### To do
Pull out every line below holding the word "value".

### Records for this task

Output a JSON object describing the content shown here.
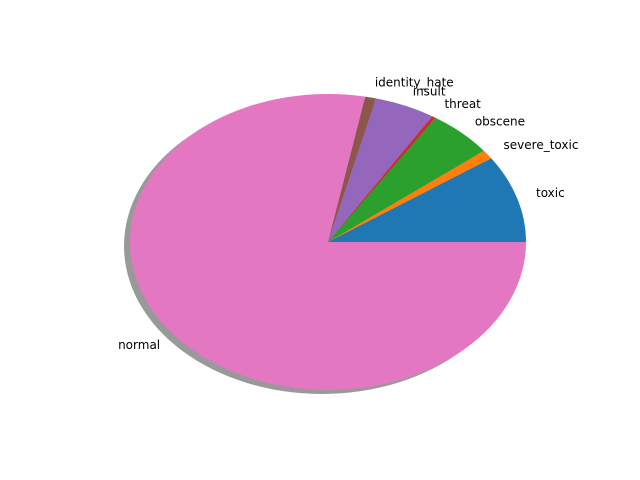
{
  "chart_data": {
    "type": "pie",
    "title": "",
    "shadow": true,
    "start_angle": 0,
    "direction": "counterclockwise",
    "aspect": "elliptical",
    "slices": [
      {
        "label": "toxic",
        "value": 0.0958,
        "color": "#1f77b4"
      },
      {
        "label": "severe_toxic",
        "value": 0.01,
        "color": "#ff7f0e"
      },
      {
        "label": "obscene",
        "value": 0.0529,
        "color": "#2ca02c"
      },
      {
        "label": "threat",
        "value": 0.003,
        "color": "#d62728"
      },
      {
        "label": "insult",
        "value": 0.0494,
        "color": "#9467bd"
      },
      {
        "label": "identity_hate",
        "value": 0.0088,
        "color": "#8c564b"
      },
      {
        "label": "normal",
        "value": 0.7801,
        "color": "#e377c2"
      }
    ],
    "shadow_color": "#999999"
  }
}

### Written solution
        "value": 0.0958,
        "value": 0.01,
        "value": 0.0529,
        "value": 0.003,
        "value": 0.0494,
        "value": 0.0088,
        "value": 0.7801,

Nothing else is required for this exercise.